## begin

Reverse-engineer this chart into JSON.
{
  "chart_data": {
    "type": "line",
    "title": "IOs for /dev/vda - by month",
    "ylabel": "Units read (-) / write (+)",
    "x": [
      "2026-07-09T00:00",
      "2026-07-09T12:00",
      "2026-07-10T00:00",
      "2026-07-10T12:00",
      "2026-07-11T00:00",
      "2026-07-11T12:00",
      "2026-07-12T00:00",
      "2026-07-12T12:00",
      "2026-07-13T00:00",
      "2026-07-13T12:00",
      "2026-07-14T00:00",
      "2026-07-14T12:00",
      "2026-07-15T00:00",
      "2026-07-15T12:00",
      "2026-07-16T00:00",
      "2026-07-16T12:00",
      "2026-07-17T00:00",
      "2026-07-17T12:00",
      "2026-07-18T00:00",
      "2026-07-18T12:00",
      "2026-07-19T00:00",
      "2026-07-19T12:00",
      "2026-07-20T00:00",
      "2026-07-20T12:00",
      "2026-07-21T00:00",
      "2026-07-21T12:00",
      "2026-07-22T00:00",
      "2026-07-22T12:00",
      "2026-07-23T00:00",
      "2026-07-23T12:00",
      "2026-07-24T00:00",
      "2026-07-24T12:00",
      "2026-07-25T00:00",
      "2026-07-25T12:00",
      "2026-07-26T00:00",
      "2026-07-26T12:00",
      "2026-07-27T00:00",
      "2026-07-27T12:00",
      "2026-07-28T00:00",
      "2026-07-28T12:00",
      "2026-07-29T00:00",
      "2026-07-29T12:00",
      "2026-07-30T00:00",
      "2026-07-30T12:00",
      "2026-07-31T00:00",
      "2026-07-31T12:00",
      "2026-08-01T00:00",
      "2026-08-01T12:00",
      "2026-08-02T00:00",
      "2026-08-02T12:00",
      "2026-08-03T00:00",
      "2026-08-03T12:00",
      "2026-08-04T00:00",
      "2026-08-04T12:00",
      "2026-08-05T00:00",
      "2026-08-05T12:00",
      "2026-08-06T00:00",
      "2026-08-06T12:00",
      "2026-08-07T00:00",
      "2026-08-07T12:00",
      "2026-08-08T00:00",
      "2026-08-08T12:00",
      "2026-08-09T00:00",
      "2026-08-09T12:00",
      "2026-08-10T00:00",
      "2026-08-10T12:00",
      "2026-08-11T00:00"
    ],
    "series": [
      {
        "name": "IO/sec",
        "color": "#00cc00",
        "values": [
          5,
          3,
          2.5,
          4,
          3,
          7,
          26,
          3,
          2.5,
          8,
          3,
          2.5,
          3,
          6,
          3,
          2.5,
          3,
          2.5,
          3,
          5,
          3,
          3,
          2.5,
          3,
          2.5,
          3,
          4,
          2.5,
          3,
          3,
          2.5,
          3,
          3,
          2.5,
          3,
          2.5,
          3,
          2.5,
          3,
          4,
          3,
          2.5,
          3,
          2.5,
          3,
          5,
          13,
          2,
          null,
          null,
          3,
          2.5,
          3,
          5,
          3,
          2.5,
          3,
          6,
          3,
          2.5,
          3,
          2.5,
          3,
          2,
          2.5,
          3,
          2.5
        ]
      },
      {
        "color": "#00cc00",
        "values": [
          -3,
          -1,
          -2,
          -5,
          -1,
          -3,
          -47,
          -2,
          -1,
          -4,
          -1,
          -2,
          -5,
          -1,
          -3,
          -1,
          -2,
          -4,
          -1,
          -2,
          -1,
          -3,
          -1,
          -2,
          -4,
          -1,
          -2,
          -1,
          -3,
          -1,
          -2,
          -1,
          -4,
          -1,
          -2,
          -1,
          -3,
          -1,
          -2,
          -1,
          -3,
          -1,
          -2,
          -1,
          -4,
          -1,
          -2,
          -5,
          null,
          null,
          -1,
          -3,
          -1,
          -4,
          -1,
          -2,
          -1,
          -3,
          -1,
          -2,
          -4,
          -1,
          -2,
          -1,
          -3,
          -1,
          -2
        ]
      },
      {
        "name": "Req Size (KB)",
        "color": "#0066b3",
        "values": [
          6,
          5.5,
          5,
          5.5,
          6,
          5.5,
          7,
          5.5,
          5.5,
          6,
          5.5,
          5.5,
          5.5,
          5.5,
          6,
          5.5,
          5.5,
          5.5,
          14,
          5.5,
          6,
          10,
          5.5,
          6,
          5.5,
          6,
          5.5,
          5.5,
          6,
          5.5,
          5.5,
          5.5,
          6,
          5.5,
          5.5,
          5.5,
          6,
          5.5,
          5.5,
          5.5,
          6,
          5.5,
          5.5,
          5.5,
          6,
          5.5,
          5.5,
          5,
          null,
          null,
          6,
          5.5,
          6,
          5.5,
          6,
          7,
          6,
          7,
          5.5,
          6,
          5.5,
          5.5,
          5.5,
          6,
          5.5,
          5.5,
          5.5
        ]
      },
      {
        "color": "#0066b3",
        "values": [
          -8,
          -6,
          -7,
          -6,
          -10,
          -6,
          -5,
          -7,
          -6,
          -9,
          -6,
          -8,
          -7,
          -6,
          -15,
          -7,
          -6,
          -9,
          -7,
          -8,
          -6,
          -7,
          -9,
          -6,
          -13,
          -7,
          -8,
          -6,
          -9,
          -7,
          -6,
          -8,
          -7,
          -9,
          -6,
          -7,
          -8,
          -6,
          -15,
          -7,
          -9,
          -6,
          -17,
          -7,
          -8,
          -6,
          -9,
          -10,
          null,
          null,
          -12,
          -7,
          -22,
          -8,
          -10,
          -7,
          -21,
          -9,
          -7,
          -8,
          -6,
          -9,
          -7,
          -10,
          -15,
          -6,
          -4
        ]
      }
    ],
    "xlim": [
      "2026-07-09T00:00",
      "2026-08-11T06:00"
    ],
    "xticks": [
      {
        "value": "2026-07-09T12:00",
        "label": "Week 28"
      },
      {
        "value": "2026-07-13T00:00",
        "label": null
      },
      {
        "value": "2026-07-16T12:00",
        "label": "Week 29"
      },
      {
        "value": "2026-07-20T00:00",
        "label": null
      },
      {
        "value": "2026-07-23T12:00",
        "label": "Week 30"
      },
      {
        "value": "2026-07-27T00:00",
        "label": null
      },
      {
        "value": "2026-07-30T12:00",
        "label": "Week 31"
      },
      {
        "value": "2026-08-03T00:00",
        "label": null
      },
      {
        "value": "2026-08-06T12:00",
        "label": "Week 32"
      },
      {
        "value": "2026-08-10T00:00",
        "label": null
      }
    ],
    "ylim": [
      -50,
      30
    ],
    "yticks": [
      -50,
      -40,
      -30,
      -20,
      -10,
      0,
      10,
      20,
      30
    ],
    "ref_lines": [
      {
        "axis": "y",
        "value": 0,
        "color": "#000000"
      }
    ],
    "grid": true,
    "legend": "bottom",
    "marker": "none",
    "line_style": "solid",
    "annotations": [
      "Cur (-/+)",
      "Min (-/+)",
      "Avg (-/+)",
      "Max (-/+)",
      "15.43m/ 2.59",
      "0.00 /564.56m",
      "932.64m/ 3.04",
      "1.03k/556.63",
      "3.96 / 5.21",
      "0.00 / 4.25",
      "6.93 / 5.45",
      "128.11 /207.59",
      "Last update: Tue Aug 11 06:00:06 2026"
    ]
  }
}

## end

▶ _The problem_
The answer is one number: how many lines of the material above contain "Week".

▶ _Written answer_
5